# WHAT TO DO:
Copy all the data exactly, except the pictures.

:::

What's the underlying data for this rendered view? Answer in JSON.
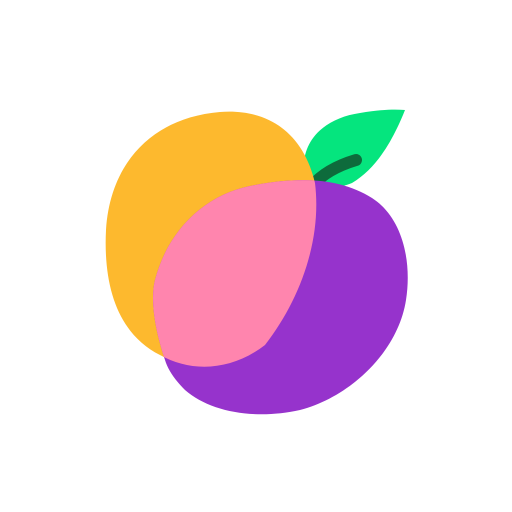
{
  "logo": {
    "icon": "fruit-logo-icon",
    "colors": {
      "background": "#ffffff",
      "orange_fruit": "#FDB92E",
      "purple_fruit": "#9633CC",
      "overlap": "#FF85AE",
      "leaf": "#05E57E",
      "stem": "#0E6B3C"
    }
  }
}
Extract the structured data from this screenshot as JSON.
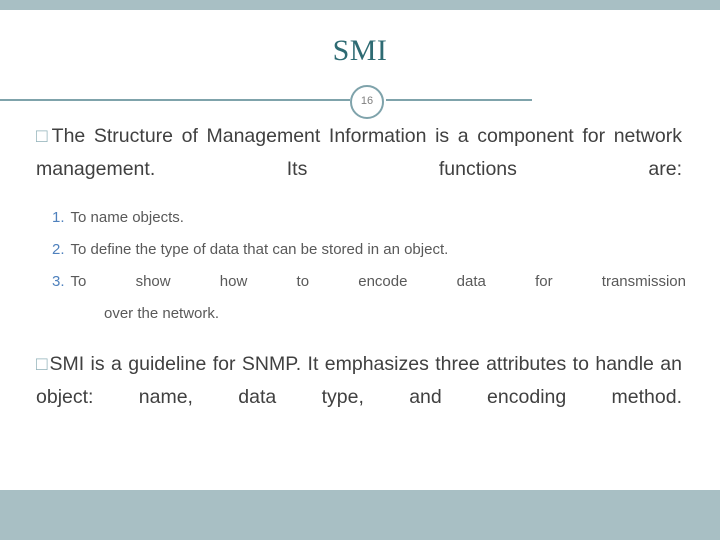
{
  "slide": {
    "title": "SMI",
    "number": "16",
    "bullets": [
      {
        "marker": "□",
        "text": "The Structure of Management Information is a component for network management. Its functions are:"
      },
      {
        "marker": "□",
        "text": "SMI is a guideline for SNMP. It emphasizes three attributes to handle an object: name, data type, and encoding method."
      }
    ],
    "sub_items": [
      {
        "num": "1.",
        "text": "To name objects."
      },
      {
        "num": "2.",
        "text": "To define the type of data that can be stored in an  object."
      },
      {
        "num": "3.",
        "text": "To show how to encode data for transmission",
        "text2": "over the network."
      }
    ]
  },
  "colors": {
    "band": "#a8bfc4",
    "title": "#2e6b73",
    "rule": "#7fa3ab",
    "bullet_marker": "#8fb0b8",
    "sub_number": "#4f81bd",
    "body_text": "#404040",
    "sub_text": "#595959"
  }
}
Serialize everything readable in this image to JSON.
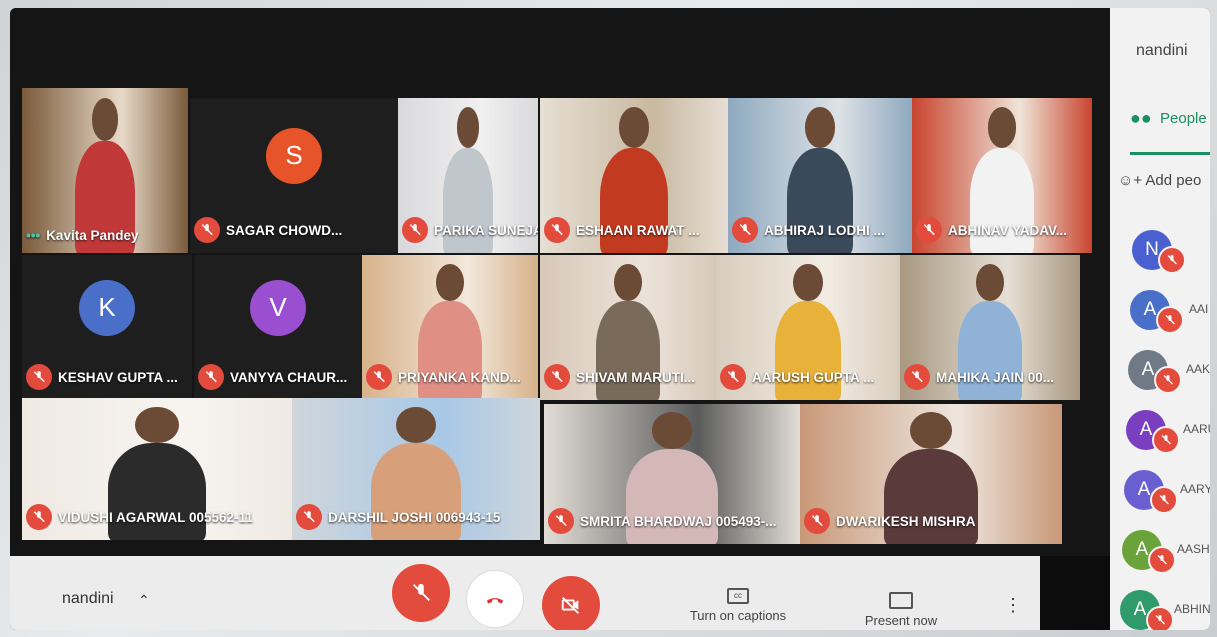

:::

# PROBLEM SOLUTION:
What's the underlying data for this rendered view? Answer in JSON.
{
  "logo": {
    "icon": "fruit-logo-icon",
    "colors": {
      "background": "#ffffff",
      "orange_fruit": "#FDB92E",
      "purple_fruit": "#9633CC",
      "overlap": "#FF85AE",
      "leaf": "#05E57E",
      "stem": "#0E6B3C"
    }
  }
}
Extract the structured data from this screenshot as JSON.
{
  "slide": {
    "title": "SMI",
    "number": "16",
    "bullets": [
      {
        "marker": "□",
        "text": "The Structure of Management Information is a component for network management. Its functions are:"
      },
      {
        "marker": "□",
        "text": "SMI is a guideline for SNMP. It emphasizes three attributes to handle an object: name, data type, and encoding method."
      }
    ],
    "sub_items": [
      {
        "num": "1.",
        "text": "To name objects."
      },
      {
        "num": "2.",
        "text": "To define the type of data that can be stored in an  object."
      },
      {
        "num": "3.",
        "text": "To show how to encode data for transmission",
        "text2": "over the network."
      }
    ]
  },
  "colors": {
    "band": "#a8bfc4",
    "title": "#2e6b73",
    "rule": "#7fa3ab",
    "bullet_marker": "#8fb0b8",
    "sub_number": "#4f81bd",
    "body_text": "#404040",
    "sub_text": "#595959"
  }
}
Serialize everything readable in this image to JSON.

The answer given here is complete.